◆ What the task asks
Wherever a line holds the string "ceramic", copy that line.
# # # #
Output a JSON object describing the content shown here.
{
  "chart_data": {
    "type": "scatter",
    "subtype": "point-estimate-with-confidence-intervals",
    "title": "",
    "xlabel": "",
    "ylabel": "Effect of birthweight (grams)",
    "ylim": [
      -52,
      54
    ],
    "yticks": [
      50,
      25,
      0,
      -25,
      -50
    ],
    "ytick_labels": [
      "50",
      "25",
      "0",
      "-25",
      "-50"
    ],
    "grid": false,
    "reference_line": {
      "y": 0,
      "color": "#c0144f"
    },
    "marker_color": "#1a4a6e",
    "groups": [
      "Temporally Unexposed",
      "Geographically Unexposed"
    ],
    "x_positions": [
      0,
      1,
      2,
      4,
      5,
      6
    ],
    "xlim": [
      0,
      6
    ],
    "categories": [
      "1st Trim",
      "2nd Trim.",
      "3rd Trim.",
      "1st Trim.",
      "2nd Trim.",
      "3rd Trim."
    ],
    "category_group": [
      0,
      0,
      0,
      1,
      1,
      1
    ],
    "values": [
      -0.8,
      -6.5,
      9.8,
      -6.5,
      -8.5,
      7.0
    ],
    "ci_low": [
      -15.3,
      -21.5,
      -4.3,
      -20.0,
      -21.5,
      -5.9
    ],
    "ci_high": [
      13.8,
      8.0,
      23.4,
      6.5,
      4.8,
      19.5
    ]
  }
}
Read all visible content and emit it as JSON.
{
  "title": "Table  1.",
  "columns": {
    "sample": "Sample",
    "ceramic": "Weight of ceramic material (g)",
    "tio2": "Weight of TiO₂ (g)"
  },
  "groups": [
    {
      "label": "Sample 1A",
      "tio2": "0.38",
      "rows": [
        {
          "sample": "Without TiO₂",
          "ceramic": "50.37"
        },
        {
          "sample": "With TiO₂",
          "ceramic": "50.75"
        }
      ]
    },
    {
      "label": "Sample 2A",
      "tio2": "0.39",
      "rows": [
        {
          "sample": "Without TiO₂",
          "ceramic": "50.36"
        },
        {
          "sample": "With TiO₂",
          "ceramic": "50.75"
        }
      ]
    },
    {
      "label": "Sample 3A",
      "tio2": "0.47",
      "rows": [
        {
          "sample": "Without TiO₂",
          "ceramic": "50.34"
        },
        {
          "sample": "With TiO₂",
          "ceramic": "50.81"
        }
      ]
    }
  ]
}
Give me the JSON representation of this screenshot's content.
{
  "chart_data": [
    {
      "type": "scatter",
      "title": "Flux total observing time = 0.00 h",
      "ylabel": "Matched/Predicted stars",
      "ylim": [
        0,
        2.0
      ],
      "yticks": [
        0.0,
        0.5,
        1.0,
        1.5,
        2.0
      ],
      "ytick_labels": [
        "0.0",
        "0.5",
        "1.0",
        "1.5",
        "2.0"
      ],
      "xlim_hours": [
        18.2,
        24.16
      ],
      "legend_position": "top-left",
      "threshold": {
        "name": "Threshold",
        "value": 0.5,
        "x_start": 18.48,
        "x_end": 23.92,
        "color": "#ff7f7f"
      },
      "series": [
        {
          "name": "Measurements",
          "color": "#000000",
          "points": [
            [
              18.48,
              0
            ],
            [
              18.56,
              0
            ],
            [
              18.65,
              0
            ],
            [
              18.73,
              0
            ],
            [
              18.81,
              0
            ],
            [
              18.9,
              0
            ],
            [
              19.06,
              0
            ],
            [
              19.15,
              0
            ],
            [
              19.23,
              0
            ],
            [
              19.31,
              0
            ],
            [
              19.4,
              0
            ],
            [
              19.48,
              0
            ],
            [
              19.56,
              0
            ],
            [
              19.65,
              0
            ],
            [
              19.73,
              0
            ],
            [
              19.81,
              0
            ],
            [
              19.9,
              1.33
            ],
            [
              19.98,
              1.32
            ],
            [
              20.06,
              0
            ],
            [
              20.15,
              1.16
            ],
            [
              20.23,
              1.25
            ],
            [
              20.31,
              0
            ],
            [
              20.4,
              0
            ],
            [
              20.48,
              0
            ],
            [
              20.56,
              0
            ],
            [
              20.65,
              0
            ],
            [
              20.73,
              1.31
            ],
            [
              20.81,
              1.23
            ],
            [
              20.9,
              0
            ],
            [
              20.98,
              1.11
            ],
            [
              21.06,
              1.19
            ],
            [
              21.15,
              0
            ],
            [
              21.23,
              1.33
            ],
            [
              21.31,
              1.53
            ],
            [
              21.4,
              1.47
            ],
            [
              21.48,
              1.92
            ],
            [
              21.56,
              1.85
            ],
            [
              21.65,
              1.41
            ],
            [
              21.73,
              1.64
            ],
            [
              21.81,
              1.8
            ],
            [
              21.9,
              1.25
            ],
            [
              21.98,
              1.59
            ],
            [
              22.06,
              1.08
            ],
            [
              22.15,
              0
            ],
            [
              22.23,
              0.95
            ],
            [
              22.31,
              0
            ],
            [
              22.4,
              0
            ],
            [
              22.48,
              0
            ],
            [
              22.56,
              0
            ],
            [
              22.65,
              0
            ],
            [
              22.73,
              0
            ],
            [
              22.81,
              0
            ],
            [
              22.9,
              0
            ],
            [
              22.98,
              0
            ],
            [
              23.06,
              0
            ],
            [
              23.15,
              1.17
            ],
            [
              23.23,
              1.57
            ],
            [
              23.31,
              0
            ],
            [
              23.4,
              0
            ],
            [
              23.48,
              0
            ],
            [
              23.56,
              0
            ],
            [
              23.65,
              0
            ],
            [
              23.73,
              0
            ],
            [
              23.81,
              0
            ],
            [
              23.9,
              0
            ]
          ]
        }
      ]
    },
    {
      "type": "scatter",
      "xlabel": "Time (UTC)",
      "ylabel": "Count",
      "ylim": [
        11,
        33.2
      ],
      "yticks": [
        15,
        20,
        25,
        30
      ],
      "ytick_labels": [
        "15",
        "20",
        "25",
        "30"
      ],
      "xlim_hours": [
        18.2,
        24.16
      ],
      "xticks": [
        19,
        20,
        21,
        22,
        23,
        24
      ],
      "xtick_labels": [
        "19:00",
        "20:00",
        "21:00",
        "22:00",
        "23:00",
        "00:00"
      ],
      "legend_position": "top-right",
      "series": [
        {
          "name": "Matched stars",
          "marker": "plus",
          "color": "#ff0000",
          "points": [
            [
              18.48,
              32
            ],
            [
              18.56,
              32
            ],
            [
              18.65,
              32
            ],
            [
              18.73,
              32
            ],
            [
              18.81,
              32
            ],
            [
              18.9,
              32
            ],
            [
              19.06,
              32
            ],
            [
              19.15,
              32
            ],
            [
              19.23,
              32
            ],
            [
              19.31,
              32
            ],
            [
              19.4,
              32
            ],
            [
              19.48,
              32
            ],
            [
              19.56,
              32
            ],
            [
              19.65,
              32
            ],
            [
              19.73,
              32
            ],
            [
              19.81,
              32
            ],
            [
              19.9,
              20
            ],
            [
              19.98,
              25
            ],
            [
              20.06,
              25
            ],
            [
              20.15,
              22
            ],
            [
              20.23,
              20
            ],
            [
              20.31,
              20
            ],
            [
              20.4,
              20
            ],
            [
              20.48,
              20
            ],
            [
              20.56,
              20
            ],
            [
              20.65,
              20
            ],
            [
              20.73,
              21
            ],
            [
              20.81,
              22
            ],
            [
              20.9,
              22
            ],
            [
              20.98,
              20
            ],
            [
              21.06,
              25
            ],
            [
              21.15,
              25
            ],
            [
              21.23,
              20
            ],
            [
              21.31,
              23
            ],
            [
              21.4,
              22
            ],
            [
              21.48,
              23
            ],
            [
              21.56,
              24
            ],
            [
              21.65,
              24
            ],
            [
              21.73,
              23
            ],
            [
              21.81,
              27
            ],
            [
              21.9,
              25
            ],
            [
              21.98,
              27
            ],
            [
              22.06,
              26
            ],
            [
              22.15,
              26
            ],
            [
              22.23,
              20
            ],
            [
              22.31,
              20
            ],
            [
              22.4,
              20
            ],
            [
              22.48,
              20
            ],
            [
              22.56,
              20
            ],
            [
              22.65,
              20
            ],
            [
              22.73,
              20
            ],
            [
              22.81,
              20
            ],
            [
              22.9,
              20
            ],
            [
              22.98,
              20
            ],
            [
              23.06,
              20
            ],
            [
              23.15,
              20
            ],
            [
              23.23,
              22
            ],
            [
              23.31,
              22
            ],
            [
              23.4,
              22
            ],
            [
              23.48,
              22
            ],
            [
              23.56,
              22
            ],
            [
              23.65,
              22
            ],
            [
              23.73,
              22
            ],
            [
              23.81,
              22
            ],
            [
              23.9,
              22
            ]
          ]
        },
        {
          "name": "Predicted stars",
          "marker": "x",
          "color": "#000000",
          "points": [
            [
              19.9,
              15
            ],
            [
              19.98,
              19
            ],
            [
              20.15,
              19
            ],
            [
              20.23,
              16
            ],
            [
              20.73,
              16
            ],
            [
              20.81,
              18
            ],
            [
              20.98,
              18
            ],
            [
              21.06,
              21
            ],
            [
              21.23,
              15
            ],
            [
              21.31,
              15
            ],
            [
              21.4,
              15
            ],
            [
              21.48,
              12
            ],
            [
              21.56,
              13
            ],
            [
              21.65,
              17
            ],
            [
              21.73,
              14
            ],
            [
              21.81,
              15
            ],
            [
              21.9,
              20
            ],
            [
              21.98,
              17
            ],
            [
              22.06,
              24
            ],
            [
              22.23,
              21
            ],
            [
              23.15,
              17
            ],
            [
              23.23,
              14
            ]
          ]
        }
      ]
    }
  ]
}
# # # #
◆ Exercise result
    "ceramic": "Weight of ceramic material (g)",
          "ceramic": "50.37"
          "ceramic": "50.75"
          "ceramic": "50.36"
          "ceramic": "50.75"
          "ceramic": "50.34"
          "ceramic": "50.81"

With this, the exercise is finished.